--- Problem details ---
Reproduce the listing that follows with no differences at all.

--- Records for this exercise ---
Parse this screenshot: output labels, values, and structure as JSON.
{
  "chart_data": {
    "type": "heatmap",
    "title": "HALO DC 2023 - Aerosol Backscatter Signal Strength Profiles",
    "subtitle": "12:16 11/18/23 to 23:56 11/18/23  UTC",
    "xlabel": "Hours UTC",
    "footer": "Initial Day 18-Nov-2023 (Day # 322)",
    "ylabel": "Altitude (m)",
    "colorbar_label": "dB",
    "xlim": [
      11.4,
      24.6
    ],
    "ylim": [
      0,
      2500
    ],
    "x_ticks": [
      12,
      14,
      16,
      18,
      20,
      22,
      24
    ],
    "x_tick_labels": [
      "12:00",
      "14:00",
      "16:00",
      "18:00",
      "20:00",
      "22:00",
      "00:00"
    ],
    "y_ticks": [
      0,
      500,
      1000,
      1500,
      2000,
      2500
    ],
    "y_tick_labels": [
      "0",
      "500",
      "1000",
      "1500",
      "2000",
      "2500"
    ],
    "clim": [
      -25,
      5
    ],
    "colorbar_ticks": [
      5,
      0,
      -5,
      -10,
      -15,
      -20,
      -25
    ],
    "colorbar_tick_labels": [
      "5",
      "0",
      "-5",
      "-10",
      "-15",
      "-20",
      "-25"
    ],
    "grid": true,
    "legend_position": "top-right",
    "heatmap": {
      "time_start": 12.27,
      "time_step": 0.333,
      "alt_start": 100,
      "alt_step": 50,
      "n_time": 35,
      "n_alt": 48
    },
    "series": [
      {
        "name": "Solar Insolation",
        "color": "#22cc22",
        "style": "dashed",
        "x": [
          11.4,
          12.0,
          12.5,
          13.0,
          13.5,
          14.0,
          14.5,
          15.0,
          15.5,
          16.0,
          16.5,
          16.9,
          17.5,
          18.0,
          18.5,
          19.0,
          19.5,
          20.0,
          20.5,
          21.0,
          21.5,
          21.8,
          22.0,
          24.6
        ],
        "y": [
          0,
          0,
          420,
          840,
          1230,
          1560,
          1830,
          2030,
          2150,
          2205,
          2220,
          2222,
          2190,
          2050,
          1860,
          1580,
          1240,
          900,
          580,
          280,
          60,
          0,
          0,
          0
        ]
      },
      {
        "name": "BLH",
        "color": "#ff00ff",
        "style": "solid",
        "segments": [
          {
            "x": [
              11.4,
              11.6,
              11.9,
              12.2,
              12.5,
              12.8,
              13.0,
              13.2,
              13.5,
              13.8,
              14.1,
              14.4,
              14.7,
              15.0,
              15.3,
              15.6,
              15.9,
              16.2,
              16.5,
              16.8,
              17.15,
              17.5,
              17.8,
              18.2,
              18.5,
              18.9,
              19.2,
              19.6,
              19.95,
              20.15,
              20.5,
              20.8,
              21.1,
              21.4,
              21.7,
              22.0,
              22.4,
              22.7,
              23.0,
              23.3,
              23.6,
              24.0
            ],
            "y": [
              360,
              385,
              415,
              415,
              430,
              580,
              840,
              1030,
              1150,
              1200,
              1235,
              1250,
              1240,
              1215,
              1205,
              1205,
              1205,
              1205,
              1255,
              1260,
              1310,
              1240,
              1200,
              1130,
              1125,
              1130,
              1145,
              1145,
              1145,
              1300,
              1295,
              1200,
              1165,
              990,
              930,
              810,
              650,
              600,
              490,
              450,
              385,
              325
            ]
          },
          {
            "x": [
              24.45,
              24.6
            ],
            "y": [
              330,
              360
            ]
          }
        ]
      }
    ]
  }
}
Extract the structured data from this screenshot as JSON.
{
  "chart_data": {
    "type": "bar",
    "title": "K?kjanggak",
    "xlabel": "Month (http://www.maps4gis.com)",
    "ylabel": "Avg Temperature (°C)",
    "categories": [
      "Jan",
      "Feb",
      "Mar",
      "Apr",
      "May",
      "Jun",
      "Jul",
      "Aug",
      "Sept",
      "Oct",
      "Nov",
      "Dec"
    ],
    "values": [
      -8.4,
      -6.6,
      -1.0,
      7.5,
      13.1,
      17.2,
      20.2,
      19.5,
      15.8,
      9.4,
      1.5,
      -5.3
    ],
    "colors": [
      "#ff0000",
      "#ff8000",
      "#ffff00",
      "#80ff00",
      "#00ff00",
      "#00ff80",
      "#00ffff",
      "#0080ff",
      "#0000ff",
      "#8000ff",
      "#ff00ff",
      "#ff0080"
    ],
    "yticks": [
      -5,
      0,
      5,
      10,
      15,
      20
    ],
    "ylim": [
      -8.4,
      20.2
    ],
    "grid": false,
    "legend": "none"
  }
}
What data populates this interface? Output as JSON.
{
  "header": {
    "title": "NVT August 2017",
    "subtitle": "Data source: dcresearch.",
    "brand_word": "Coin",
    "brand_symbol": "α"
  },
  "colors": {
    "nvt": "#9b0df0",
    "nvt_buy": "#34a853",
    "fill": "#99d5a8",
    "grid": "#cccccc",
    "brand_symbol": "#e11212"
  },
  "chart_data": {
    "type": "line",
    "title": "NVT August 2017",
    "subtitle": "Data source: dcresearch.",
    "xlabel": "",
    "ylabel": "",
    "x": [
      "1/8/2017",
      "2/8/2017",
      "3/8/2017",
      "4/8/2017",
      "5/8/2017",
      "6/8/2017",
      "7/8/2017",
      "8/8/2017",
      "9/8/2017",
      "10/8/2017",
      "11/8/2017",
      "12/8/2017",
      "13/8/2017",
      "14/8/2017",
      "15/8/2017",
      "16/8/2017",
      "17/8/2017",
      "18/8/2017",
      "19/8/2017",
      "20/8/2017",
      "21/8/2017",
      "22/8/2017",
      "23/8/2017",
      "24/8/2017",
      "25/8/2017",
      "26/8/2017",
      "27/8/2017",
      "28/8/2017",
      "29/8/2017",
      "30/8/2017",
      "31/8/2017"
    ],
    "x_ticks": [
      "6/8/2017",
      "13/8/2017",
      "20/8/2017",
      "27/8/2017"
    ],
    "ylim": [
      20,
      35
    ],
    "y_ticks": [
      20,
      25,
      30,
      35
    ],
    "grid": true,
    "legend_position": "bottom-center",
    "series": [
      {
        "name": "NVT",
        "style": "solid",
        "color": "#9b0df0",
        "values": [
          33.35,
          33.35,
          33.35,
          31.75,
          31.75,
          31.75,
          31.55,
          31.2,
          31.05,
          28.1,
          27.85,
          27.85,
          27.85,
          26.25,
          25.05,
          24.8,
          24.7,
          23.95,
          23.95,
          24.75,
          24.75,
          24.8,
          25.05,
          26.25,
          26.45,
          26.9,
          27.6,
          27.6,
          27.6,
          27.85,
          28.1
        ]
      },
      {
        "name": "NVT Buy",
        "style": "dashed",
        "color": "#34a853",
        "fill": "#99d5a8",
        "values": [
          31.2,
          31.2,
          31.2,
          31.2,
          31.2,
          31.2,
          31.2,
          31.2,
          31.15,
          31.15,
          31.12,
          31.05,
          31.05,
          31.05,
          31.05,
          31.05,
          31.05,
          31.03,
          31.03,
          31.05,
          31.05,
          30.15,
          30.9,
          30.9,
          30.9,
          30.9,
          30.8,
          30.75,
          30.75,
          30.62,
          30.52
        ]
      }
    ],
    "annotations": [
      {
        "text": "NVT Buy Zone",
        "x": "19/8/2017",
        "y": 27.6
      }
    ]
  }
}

--- Final result ---
Parse this screenshot: output labels, values, and structure as JSON.
{
  "chart_data": {
    "type": "heatmap",
    "title": "HALO DC 2023 - Aerosol Backscatter Signal Strength Profiles",
    "subtitle": "12:16 11/18/23 to 23:56 11/18/23  UTC",
    "xlabel": "Hours UTC",
    "footer": "Initial Day 18-Nov-2023 (Day # 322)",
    "ylabel": "Altitude (m)",
    "colorbar_label": "dB",
    "xlim": [
      11.4,
      24.6
    ],
    "ylim": [
      0,
      2500
    ],
    "x_ticks": [
      12,
      14,
      16,
      18,
      20,
      22,
      24
    ],
    "x_tick_labels": [
      "12:00",
      "14:00",
      "16:00",
      "18:00",
      "20:00",
      "22:00",
      "00:00"
    ],
    "y_ticks": [
      0,
      500,
      1000,
      1500,
      2000,
      2500
    ],
    "y_tick_labels": [
      "0",
      "500",
      "1000",
      "1500",
      "2000",
      "2500"
    ],
    "clim": [
      -25,
      5
    ],
    "colorbar_ticks": [
      5,
      0,
      -5,
      -10,
      -15,
      -20,
      -25
    ],
    "colorbar_tick_labels": [
      "5",
      "0",
      "-5",
      "-10",
      "-15",
      "-20",
      "-25"
    ],
    "grid": true,
    "legend_position": "top-right",
    "heatmap": {
      "time_start": 12.27,
      "time_step": 0.333,
      "alt_start": 100,
      "alt_step": 50,
      "n_time": 35,
      "n_alt": 48
    },
    "series": [
      {
        "name": "Solar Insolation",
        "color": "#22cc22",
        "style": "dashed",
        "x": [
          11.4,
          12.0,
          12.5,
          13.0,
          13.5,
          14.0,
          14.5,
          15.0,
          15.5,
          16.0,
          16.5,
          16.9,
          17.5,
          18.0,
          18.5,
          19.0,
          19.5,
          20.0,
          20.5,
          21.0,
          21.5,
          21.8,
          22.0,
          24.6
        ],
        "y": [
          0,
          0,
          420,
          840,
          1230,
          1560,
          1830,
          2030,
          2150,
          2205,
          2220,
          2222,
          2190,
          2050,
          1860,
          1580,
          1240,
          900,
          580,
          280,
          60,
          0,
          0,
          0
        ]
      },
      {
        "name": "BLH",
        "color": "#ff00ff",
        "style": "solid",
        "segments": [
          {
            "x": [
              11.4,
              11.6,
              11.9,
              12.2,
              12.5,
              12.8,
              13.0,
              13.2,
              13.5,
              13.8,
              14.1,
              14.4,
              14.7,
              15.0,
              15.3,
              15.6,
              15.9,
              16.2,
              16.5,
              16.8,
              17.15,
              17.5,
              17.8,
              18.2,
              18.5,
              18.9,
              19.2,
              19.6,
              19.95,
              20.15,
              20.5,
              20.8,
              21.1,
              21.4,
              21.7,
              22.0,
              22.4,
              22.7,
              23.0,
              23.3,
              23.6,
              24.0
            ],
            "y": [
              360,
              385,
              415,
              415,
              430,
              580,
              840,
              1030,
              1150,
              1200,
              1235,
              1250,
              1240,
              1215,
              1205,
              1205,
              1205,
              1205,
              1255,
              1260,
              1310,
              1240,
              1200,
              1130,
              1125,
              1130,
              1145,
              1145,
              1145,
              1300,
              1295,
              1200,
              1165,
              990,
              930,
              810,
              650,
              600,
              490,
              450,
              385,
              325
            ]
          },
          {
            "x": [
              24.45,
              24.6
            ],
            "y": [
              330,
              360
            ]
          }
        ]
      }
    ]
  }
}
Extract the structured data from this screenshot as JSON.
{
  "chart_data": {
    "type": "bar",
    "title": "K?kjanggak",
    "xlabel": "Month (http://www.maps4gis.com)",
    "ylabel": "Avg Temperature (°C)",
    "categories": [
      "Jan",
      "Feb",
      "Mar",
      "Apr",
      "May",
      "Jun",
      "Jul",
      "Aug",
      "Sept",
      "Oct",
      "Nov",
      "Dec"
    ],
    "values": [
      -8.4,
      -6.6,
      -1.0,
      7.5,
      13.1,
      17.2,
      20.2,
      19.5,
      15.8,
      9.4,
      1.5,
      -5.3
    ],
    "colors": [
      "#ff0000",
      "#ff8000",
      "#ffff00",
      "#80ff00",
      "#00ff00",
      "#00ff80",
      "#00ffff",
      "#0080ff",
      "#0000ff",
      "#8000ff",
      "#ff00ff",
      "#ff0080"
    ],
    "yticks": [
      -5,
      0,
      5,
      10,
      15,
      20
    ],
    "ylim": [
      -8.4,
      20.2
    ],
    "grid": false,
    "legend": "none"
  }
}
What data populates this interface? Output as JSON.
{
  "header": {
    "title": "NVT August 2017",
    "subtitle": "Data source: dcresearch.",
    "brand_word": "Coin",
    "brand_symbol": "α"
  },
  "colors": {
    "nvt": "#9b0df0",
    "nvt_buy": "#34a853",
    "fill": "#99d5a8",
    "grid": "#cccccc",
    "brand_symbol": "#e11212"
  },
  "chart_data": {
    "type": "line",
    "title": "NVT August 2017",
    "subtitle": "Data source: dcresearch.",
    "xlabel": "",
    "ylabel": "",
    "x": [
      "1/8/2017",
      "2/8/2017",
      "3/8/2017",
      "4/8/2017",
      "5/8/2017",
      "6/8/2017",
      "7/8/2017",
      "8/8/2017",
      "9/8/2017",
      "10/8/2017",
      "11/8/2017",
      "12/8/2017",
      "13/8/2017",
      "14/8/2017",
      "15/8/2017",
      "16/8/2017",
      "17/8/2017",
      "18/8/2017",
      "19/8/2017",
      "20/8/2017",
      "21/8/2017",
      "22/8/2017",
      "23/8/2017",
      "24/8/2017",
      "25/8/2017",
      "26/8/2017",
      "27/8/2017",
      "28/8/2017",
      "29/8/2017",
      "30/8/2017",
      "31/8/2017"
    ],
    "x_ticks": [
      "6/8/2017",
      "13/8/2017",
      "20/8/2017",
      "27/8/2017"
    ],
    "ylim": [
      20,
      35
    ],
    "y_ticks": [
      20,
      25,
      30,
      35
    ],
    "grid": true,
    "legend_position": "bottom-center",
    "series": [
      {
        "name": "NVT",
        "style": "solid",
        "color": "#9b0df0",
        "values": [
          33.35,
          33.35,
          33.35,
          31.75,
          31.75,
          31.75,
          31.55,
          31.2,
          31.05,
          28.1,
          27.85,
          27.85,
          27.85,
          26.25,
          25.05,
          24.8,
          24.7,
          23.95,
          23.95,
          24.75,
          24.75,
          24.8,
          25.05,
          26.25,
          26.45,
          26.9,
          27.6,
          27.6,
          27.6,
          27.85,
          28.1
        ]
      },
      {
        "name": "NVT Buy",
        "style": "dashed",
        "color": "#34a853",
        "fill": "#99d5a8",
        "values": [
          31.2,
          31.2,
          31.2,
          31.2,
          31.2,
          31.2,
          31.2,
          31.2,
          31.15,
          31.15,
          31.12,
          31.05,
          31.05,
          31.05,
          31.05,
          31.05,
          31.05,
          31.03,
          31.03,
          31.05,
          31.05,
          30.15,
          30.9,
          30.9,
          30.9,
          30.9,
          30.8,
          30.75,
          30.75,
          30.62,
          30.52
        ]
      }
    ],
    "annotations": [
      {
        "text": "NVT Buy Zone",
        "x": "19/8/2017",
        "y": 27.6
      }
    ]
  }
}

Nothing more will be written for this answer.